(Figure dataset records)
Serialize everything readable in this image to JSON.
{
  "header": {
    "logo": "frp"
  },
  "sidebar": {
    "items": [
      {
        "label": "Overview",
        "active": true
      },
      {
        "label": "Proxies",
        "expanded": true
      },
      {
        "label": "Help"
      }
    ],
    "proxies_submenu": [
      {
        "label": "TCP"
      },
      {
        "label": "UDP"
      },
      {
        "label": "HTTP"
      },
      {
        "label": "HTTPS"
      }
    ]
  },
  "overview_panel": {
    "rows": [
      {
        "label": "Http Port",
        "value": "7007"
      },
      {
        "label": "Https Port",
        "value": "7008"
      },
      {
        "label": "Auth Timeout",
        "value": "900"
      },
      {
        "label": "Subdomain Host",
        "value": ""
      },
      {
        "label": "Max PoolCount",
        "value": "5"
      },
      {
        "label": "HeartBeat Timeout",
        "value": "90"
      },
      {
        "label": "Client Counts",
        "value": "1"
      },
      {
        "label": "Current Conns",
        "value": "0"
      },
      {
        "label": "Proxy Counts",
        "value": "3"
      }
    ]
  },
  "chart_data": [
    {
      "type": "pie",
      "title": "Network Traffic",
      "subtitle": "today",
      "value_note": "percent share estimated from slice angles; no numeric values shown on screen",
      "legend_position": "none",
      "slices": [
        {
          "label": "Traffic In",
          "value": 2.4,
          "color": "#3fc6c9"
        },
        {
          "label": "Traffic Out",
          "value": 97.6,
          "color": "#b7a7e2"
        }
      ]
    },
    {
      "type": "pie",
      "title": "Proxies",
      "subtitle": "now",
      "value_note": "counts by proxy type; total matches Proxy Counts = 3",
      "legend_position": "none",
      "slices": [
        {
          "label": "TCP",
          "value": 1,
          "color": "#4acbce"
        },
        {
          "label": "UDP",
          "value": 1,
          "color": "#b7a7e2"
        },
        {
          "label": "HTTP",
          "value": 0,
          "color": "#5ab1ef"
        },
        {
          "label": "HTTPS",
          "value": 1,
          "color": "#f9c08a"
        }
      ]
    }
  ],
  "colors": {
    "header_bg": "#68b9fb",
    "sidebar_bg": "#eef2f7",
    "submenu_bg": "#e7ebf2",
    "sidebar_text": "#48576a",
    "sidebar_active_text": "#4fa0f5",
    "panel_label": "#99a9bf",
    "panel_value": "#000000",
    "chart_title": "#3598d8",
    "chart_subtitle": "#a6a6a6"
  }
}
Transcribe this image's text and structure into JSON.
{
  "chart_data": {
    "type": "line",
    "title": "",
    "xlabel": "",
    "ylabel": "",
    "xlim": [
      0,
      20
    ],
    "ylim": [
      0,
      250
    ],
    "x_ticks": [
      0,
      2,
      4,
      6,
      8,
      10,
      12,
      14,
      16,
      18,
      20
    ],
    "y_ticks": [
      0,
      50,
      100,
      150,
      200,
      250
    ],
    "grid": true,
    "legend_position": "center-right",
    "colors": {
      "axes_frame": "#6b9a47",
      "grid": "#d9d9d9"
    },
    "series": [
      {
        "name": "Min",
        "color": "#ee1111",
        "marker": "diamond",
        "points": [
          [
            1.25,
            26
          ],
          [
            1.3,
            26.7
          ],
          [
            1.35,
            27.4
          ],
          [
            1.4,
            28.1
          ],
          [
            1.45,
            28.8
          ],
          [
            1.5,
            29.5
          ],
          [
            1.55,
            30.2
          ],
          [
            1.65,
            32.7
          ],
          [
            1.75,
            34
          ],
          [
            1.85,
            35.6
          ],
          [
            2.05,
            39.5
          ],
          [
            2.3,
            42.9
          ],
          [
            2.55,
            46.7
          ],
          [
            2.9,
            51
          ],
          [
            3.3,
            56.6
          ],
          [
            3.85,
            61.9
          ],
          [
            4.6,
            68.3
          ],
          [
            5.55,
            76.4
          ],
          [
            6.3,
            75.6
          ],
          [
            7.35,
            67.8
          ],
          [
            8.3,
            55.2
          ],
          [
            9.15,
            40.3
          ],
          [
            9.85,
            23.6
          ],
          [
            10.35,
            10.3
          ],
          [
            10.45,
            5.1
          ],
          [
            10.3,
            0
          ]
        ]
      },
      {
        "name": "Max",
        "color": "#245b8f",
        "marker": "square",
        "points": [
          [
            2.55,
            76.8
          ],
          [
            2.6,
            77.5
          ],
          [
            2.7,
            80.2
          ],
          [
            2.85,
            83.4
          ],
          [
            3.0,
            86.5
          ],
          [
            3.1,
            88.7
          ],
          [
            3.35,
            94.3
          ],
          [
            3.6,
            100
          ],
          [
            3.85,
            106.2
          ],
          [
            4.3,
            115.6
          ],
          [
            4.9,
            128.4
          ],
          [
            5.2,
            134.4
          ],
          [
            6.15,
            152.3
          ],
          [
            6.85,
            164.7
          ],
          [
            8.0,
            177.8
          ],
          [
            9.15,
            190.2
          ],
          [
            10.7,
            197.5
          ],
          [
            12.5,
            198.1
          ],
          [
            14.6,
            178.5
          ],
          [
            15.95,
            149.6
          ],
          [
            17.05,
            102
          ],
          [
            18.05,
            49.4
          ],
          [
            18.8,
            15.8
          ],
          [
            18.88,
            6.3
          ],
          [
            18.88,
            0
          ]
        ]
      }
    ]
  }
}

- _Challenge_
Which lines of the data above contain "image"? Copy each one.

- _Output_
Serialize everything readable in this image to JSON.
Transcribe this image's text and structure into JSON.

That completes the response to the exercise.